(Exercise description): Locate the lines of the listing below that hold "this", then copy each of them.

Data lines start

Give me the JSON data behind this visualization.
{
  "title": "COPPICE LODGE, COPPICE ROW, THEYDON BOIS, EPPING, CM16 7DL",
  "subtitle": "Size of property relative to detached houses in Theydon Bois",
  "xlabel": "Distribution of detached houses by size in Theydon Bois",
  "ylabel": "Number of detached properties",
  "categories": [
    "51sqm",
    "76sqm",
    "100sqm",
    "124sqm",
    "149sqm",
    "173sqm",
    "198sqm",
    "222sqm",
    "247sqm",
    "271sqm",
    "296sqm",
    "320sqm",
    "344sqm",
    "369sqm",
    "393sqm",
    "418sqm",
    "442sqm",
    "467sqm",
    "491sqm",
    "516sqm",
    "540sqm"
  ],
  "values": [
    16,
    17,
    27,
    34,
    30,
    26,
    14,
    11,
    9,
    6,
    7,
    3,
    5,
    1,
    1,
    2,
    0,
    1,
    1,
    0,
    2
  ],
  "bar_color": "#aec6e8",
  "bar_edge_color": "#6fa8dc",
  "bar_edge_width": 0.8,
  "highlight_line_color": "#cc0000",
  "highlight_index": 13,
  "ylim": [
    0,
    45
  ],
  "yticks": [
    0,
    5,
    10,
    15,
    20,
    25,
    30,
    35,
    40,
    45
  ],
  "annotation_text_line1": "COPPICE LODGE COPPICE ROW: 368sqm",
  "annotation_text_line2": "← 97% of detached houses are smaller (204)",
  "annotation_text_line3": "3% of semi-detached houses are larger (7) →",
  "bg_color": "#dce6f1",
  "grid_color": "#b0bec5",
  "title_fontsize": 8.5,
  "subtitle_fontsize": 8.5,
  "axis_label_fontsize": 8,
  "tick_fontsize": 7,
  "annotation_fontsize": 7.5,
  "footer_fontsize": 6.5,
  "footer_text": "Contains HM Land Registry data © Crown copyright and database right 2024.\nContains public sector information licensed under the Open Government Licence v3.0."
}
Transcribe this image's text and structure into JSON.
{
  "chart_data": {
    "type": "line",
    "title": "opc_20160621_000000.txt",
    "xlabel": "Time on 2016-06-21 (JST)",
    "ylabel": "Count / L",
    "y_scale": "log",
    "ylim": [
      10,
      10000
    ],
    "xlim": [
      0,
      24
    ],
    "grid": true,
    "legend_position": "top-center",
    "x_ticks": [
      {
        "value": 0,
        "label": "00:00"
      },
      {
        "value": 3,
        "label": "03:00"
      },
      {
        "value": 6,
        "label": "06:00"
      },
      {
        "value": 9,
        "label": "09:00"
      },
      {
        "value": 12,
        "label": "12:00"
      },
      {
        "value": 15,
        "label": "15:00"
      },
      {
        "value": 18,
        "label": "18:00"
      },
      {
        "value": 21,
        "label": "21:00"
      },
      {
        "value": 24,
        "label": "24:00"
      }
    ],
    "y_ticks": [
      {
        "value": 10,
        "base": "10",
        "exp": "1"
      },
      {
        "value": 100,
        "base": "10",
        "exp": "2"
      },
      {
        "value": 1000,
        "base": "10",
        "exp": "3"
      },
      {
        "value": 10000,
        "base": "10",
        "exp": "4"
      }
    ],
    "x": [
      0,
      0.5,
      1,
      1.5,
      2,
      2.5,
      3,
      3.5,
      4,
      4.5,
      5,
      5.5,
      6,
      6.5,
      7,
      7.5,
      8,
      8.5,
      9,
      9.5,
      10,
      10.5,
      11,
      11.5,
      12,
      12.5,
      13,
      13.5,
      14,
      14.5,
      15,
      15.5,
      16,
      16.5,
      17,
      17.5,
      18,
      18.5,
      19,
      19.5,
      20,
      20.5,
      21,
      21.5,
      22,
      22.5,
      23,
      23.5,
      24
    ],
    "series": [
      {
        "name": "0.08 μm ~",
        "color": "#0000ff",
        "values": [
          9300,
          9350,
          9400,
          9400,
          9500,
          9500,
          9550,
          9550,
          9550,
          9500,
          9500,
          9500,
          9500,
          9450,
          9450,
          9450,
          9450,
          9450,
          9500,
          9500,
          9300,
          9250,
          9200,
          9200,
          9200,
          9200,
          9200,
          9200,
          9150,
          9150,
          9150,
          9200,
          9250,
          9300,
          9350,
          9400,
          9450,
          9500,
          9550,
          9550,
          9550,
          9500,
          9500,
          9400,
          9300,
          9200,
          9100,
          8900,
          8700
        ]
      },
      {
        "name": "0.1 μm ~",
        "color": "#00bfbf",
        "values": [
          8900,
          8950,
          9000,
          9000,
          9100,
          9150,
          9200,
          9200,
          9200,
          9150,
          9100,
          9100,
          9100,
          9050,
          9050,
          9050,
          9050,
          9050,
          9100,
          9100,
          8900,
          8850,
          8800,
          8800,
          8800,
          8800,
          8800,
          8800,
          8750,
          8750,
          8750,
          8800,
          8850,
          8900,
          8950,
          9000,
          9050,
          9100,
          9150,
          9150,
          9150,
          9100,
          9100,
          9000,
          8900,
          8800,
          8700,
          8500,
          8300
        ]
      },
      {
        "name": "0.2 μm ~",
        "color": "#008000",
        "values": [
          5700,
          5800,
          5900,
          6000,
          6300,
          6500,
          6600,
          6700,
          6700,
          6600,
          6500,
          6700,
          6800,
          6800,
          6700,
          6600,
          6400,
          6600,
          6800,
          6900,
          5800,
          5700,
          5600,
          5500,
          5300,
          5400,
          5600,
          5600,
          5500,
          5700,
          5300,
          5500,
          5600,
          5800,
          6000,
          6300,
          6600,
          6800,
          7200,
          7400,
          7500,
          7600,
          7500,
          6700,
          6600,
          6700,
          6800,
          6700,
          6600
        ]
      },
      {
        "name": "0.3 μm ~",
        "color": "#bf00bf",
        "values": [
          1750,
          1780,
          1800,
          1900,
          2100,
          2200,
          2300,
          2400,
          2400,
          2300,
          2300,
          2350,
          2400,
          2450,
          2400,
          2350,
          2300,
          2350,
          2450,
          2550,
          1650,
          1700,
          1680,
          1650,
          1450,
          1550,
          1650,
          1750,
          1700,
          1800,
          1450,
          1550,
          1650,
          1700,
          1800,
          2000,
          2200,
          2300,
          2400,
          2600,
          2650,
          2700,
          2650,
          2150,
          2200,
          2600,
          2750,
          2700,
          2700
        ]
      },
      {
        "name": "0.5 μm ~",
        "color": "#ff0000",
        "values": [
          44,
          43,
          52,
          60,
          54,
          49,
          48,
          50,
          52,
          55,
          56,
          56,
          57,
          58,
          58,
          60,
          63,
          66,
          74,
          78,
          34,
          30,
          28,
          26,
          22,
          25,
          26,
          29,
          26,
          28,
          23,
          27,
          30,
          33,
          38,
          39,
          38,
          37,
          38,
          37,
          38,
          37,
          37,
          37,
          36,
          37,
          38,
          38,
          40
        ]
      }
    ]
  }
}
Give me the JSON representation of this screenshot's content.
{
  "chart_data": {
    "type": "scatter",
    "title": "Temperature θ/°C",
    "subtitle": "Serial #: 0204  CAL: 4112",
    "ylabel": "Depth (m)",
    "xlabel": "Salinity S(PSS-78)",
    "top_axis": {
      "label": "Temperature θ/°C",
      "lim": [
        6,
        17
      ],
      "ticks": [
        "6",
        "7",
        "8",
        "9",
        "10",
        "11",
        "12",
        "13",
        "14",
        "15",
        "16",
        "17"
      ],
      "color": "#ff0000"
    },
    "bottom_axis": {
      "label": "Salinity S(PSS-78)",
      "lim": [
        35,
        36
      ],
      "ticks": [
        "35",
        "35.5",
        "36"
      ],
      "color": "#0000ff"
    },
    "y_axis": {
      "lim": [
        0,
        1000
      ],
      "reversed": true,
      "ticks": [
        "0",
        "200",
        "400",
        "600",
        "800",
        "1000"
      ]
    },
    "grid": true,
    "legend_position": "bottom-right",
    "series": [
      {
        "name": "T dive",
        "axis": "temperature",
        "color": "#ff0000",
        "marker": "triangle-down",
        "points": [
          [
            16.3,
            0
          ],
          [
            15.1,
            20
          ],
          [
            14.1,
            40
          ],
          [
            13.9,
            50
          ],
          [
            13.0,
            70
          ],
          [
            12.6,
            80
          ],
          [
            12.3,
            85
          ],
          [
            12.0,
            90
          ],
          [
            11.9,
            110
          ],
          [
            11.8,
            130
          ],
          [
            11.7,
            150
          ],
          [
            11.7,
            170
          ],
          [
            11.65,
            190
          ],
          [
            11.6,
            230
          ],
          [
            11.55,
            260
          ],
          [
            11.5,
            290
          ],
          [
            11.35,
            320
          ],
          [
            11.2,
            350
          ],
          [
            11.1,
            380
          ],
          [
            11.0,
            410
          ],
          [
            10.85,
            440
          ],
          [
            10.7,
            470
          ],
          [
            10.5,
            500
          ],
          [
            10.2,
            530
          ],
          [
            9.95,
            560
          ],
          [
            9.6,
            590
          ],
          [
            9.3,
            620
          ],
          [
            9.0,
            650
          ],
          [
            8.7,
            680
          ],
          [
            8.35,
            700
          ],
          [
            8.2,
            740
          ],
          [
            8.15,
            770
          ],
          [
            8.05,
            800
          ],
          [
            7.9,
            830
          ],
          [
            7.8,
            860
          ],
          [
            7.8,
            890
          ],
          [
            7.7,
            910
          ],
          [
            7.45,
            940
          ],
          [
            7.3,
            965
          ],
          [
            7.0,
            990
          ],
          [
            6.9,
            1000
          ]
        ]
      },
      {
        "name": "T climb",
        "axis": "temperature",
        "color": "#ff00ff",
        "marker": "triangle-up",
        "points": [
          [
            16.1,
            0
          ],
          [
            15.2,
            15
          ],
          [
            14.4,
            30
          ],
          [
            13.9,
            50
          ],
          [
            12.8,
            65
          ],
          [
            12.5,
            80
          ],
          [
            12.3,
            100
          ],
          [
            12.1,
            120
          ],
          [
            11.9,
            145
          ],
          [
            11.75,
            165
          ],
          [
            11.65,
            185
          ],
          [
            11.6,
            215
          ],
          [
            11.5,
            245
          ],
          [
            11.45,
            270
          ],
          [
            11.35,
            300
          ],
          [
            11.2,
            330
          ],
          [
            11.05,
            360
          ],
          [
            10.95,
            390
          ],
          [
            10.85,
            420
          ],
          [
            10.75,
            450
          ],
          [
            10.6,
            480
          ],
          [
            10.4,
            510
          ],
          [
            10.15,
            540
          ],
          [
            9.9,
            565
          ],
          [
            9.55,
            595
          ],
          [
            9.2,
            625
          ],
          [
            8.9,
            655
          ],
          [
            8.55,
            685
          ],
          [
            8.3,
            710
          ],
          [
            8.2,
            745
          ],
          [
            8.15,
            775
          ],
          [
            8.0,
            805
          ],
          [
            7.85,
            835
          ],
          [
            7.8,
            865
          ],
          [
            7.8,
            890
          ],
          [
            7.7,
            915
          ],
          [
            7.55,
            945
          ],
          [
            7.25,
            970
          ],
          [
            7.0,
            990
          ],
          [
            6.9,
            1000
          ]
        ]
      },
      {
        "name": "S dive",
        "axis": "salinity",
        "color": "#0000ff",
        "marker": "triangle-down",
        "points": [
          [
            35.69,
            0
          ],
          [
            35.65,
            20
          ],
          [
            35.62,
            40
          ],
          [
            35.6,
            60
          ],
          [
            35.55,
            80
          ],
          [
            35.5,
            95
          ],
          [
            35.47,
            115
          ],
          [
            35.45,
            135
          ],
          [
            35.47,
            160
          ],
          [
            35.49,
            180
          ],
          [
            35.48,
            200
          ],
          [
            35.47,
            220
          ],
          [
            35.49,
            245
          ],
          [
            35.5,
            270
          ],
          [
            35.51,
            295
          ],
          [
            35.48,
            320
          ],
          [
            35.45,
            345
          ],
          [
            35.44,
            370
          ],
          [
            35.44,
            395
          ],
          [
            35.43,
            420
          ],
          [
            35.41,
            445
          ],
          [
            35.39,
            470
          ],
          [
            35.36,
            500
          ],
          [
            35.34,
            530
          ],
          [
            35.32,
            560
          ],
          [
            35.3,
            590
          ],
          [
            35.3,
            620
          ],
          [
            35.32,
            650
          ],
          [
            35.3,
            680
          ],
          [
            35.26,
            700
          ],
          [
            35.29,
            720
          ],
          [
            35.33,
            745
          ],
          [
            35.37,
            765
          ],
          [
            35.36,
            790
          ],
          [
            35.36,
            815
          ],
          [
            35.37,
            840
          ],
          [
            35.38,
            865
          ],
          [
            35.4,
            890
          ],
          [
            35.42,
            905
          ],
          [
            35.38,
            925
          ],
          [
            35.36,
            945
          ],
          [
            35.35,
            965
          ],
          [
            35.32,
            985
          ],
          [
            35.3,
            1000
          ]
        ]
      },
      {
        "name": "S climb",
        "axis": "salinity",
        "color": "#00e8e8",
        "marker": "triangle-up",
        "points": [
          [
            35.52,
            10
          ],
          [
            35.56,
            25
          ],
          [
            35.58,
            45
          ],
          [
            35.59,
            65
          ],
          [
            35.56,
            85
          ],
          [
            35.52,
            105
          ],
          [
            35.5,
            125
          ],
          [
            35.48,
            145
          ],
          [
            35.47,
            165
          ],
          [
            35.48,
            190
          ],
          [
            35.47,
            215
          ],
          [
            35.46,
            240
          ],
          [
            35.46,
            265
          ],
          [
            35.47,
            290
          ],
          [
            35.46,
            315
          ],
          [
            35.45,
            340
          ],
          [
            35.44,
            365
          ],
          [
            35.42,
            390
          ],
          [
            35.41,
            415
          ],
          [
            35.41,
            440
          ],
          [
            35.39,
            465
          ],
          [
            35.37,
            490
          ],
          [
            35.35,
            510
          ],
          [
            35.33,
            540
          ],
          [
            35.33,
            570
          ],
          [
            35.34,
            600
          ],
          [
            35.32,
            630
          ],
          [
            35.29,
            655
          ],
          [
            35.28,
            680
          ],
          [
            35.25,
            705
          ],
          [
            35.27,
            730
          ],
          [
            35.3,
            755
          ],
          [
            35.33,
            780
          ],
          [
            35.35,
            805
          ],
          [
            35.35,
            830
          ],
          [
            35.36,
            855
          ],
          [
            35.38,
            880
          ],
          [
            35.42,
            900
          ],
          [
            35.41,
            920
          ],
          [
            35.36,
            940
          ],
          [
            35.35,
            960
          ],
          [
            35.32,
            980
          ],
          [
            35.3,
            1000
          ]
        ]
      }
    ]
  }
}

Data lines end

(The reply):
Give me the JSON data behind this visualization.
Transcribe this image's text and structure into JSON.
Give me the JSON representation of this screenshot's content.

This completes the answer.